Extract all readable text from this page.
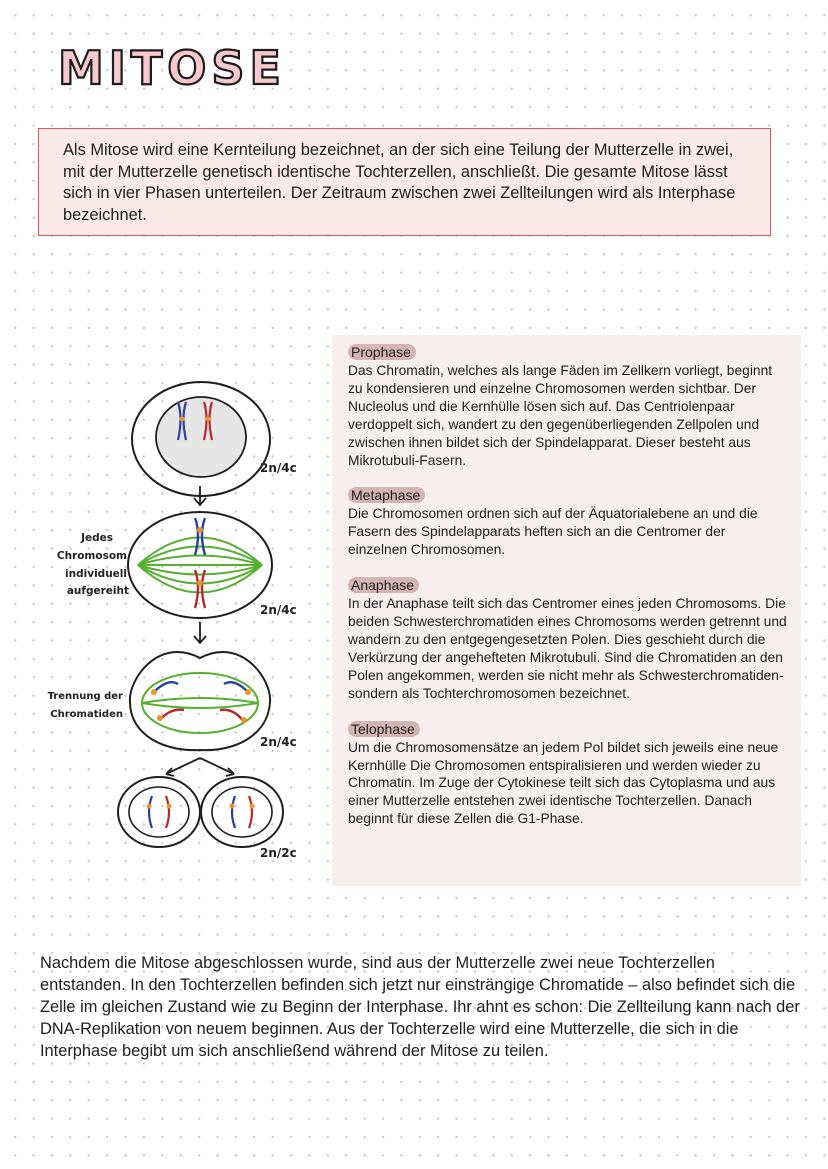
MITOSE

Als Mitose wird eine Kernteilung bezeichnet, an der sich eine Teilung der Mutterzelle in zwei, mit der Mutterzelle genetisch identische Tochterzellen, anschließt. Die gesamte Mitose lässt sich in vier Phasen unterteilen. Der Zeitraum zwischen zwei Zellteilungen wird als Interphase bezeichnet.

2n/4c
Jedes
Chromosom
individuell
aufgereiht
2n/4c
Trennung der
Chromatiden
2n/4c
2n/2c
Prophase

Das Chromatin, welches als lange Fäden im Zellkern vorliegt, beginnt zu kondensieren und einzelne Chromosomen werden sichtbar. Der Nucleolus und die Kernhülle lösen sich auf. Das Centriolenpaar verdoppelt sich, wandert zu den gegenüberliegenden Zellpolen und zwischen ihnen bildet sich der Spindelapparat. Dieser besteht aus Mikrotubuli-Fasern.

Metaphase

Die Chromosomen ordnen sich auf der Äquatorialebene an und die Fasern des Spindelapparats heften sich an die Centromer der einzelnen Chromosomen.

Anaphase

In der Anaphase teilt sich das Centromer eines jeden Chromosoms. Die beiden Schwesterchromatiden eines Chromosoms werden getrennt und wandern zu den entgegengesetzten Polen. Dies geschieht durch die Verkürzung der angehefteten Mikrotubuli. Sind die Chromatiden an den Polen angekommen, werden sie nicht mehr als Schwesterchromatiden- sondern als Tochterchromosomen bezeichnet.

Telophase

Um die Chromosomensätze an jedem Pol bildet sich jeweils eine neue Kernhülle Die Chromosomen entspiralisieren und werden wieder zu Chromatin. Im Zuge der Cytokinese teilt sich das Cytoplasma und aus einer Mutterzelle entstehen zwei identische Tochterzellen. Danach beginnt für diese Zellen die G1-Phase.

Nachdem die Mitose abgeschlossen wurde, sind aus der Mutterzelle zwei neue Tochterzellen entstanden. In den Tochterzellen befinden sich jetzt nur einsträngige Chromatide – also befindet sich die Zelle im gleichen Zustand wie zu Beginn der Interphase. Ihr ahnt es schon: Die Zellteilung kann nach der DNA-Replikation von neuem beginnen. Aus der Tochterzelle wird eine Mutterzelle, die sich in die Interphase begibt um sich anschließend während der Mitose zu teilen.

GIVEN INSTRUCTION:
Return only the number of lines in the data that contain "zwischen".

ANSWER FOR THE TASK:
2